▶ **REQUIRED TASK**
Return the listing below verbatim. Pictures do not belong in the copy.

-- Start --

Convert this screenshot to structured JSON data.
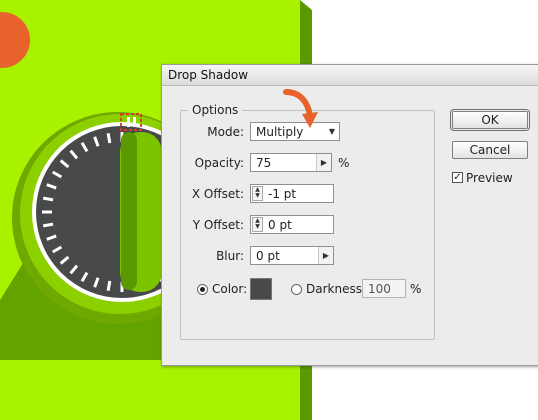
{
  "dialog": {
    "title": "Drop Shadow",
    "options_label": "Options",
    "mode": {
      "label": "Mode:",
      "value": "Multiply"
    },
    "opacity": {
      "label": "Opacity:",
      "value": "75",
      "unit": "%"
    },
    "x_offset": {
      "label": "X Offset:",
      "value": "-1 pt"
    },
    "y_offset": {
      "label": "Y Offset:",
      "value": "0 pt"
    },
    "blur": {
      "label": "Blur:",
      "value": "0 pt"
    },
    "color": {
      "label": "Color:",
      "selected": true,
      "swatch": "#48494b"
    },
    "darkness": {
      "label": "Darkness:",
      "value": "100",
      "unit": "%",
      "selected": false
    },
    "ok_label": "OK",
    "cancel_label": "Cancel",
    "preview": {
      "label": "Preview",
      "checked": true
    }
  },
  "colors": {
    "background_green": "#a8f200",
    "artwork_dark_green": "#5a9a00",
    "artwork_mid_green": "#7cc400",
    "dial_face": "#48494b",
    "accent_orange": "#e8632c"
  }
}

-- End --

▶ **FINISHED ANSWER**
Convert this screenshot to structured JSON data.
{
  "dialog": {
    "title": "Drop Shadow",
    "options_label": "Options",
    "mode": {
      "label": "Mode:",
      "value": "Multiply"
    },
    "opacity": {
      "label": "Opacity:",
      "value": "75",
      "unit": "%"
    },
    "x_offset": {
      "label": "X Offset:",
      "value": "-1 pt"
    },
    "y_offset": {
      "label": "Y Offset:",
      "value": "0 pt"
    },
    "blur": {
      "label": "Blur:",
      "value": "0 pt"
    },
    "color": {
      "label": "Color:",
      "selected": true,
      "swatch": "#48494b"
    },
    "darkness": {
      "label": "Darkness:",
      "value": "100",
      "unit": "%",
      "selected": false
    },
    "ok_label": "OK",
    "cancel_label": "Cancel",
    "preview": {
      "label": "Preview",
      "checked": true
    }
  },
  "colors": {
    "background_green": "#a8f200",
    "artwork_dark_green": "#5a9a00",
    "artwork_mid_green": "#7cc400",
    "dial_face": "#48494b",
    "accent_orange": "#e8632c"
  }
}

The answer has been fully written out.